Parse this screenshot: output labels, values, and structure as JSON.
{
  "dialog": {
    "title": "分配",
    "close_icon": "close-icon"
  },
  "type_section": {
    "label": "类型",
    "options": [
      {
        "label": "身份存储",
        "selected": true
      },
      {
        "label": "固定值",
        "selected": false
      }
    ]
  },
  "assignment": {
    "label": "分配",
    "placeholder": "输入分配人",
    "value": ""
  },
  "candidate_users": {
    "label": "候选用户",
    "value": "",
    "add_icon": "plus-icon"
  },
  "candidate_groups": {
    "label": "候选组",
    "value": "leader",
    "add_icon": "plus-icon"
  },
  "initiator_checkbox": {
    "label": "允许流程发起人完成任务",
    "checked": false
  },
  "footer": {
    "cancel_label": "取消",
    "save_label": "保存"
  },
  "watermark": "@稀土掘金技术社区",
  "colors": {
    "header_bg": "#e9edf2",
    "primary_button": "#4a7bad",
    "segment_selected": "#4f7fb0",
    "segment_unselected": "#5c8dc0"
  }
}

☆ ☆ ☆ ☆

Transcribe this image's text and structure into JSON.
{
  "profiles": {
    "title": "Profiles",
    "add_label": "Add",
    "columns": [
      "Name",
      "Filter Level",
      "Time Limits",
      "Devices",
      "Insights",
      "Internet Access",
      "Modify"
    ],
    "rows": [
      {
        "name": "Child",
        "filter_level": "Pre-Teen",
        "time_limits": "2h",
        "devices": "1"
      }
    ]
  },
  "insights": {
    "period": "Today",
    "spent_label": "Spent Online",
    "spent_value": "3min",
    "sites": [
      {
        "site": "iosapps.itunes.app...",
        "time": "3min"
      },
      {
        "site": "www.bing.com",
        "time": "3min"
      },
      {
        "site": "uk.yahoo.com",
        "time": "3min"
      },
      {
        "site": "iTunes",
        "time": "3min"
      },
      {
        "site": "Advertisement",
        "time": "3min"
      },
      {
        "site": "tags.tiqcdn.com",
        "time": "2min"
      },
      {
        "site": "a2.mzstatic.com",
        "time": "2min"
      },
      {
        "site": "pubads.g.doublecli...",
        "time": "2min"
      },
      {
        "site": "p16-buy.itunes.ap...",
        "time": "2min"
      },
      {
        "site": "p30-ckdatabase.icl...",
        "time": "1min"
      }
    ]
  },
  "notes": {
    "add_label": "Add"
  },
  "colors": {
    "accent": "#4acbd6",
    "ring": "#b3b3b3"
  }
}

☆ ☆ ☆ ☆

Find the lines containing "structure" and pull them out.

▶ [FINAL ANSWER]:
Parse this screenshot: output labels, values, and structure as JSON.
Transcribe this image's text and structure into JSON.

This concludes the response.